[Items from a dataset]
— start —

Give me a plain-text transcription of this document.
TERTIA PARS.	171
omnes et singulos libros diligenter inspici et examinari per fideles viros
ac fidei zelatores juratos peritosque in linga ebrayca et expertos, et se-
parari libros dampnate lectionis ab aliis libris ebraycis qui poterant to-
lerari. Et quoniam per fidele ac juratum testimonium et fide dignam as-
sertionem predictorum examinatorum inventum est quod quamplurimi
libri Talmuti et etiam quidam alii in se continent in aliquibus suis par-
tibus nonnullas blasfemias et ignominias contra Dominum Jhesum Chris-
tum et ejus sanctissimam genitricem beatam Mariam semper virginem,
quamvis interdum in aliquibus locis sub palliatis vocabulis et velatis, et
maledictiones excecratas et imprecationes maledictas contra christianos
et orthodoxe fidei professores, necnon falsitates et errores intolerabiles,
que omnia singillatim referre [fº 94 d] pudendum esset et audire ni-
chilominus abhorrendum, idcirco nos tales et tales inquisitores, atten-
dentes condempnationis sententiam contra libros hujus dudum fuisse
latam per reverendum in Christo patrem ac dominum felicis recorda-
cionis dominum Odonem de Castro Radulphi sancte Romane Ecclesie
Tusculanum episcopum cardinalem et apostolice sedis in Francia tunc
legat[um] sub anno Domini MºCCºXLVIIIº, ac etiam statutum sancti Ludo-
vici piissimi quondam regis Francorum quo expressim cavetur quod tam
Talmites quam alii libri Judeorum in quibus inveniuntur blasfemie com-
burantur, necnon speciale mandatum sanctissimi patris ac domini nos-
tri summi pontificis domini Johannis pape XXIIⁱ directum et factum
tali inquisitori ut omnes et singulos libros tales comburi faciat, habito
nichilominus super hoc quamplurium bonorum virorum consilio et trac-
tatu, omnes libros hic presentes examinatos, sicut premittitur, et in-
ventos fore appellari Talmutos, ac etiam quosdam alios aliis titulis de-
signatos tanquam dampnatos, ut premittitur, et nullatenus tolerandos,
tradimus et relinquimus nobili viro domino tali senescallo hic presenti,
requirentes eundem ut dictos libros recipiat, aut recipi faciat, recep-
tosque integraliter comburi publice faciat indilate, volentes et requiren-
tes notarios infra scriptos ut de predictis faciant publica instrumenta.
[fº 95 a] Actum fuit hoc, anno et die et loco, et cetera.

— end —

Work to complete:
Recite the full listing above exactly.

The completed task:
Give me a plain-text transcription of this document.
TERTIA PARS.	171
omnes et singulos libros diligenter inspici et examinari per fideles viros
ac fidei zelatores juratos peritosque in linga ebrayca et expertos, et se-
parari libros dampnate lectionis ab aliis libris ebraycis qui poterant to-
lerari. Et quoniam per fidele ac juratum testimonium et fide dignam as-
sertionem predictorum examinatorum inventum est quod quamplurimi
libri Talmuti et etiam quidam alii in se continent in aliquibus suis par-
tibus nonnullas blasfemias et ignominias contra Dominum Jhesum Chris-
tum et ejus sanctissimam genitricem beatam Mariam semper virginem,
quamvis interdum in aliquibus locis sub palliatis vocabulis et velatis, et
maledictiones excecratas et imprecationes maledictas contra christianos
et orthodoxe fidei professores, necnon falsitates et errores intolerabiles,
que omnia singillatim referre [fº 94 d] pudendum esset et audire ni-
chilominus abhorrendum, idcirco nos tales et tales inquisitores, atten-
dentes condempnationis sententiam contra libros hujus dudum fuisse
latam per reverendum in Christo patrem ac dominum felicis recorda-
cionis dominum Odonem de Castro Radulphi sancte Romane Ecclesie
Tusculanum episcopum cardinalem et apostolice sedis in Francia tunc
legat[um] sub anno Domini MºCCºXLVIIIº, ac etiam statutum sancti Ludo-
vici piissimi quondam regis Francorum quo expressim cavetur quod tam
Talmites quam alii libri Judeorum in quibus inveniuntur blasfemie com-
burantur, necnon speciale mandatum sanctissimi patris ac domini nos-
tri summi pontificis domini Johannis pape XXIIⁱ directum et factum
tali inquisitori ut omnes et singulos libros tales comburi faciat, habito
nichilominus super hoc quamplurium bonorum virorum consilio et trac-
tatu, omnes libros hic presentes examinatos, sicut premittitur, et in-
ventos fore appellari Talmutos, ac etiam quosdam alios aliis titulis de-
signatos tanquam dampnatos, ut premittitur, et nullatenus tolerandos,
tradimus et relinquimus nobili viro domino tali senescallo hic presenti,
requirentes eundem ut dictos libros recipiat, aut recipi faciat, recep-
tosque integraliter comburi publice faciat indilate, volentes et requiren-
tes notarios infra scriptos ut de predictis faciant publica instrumenta.
[fº 95 a] Actum fuit hoc, anno et die et loco, et cetera.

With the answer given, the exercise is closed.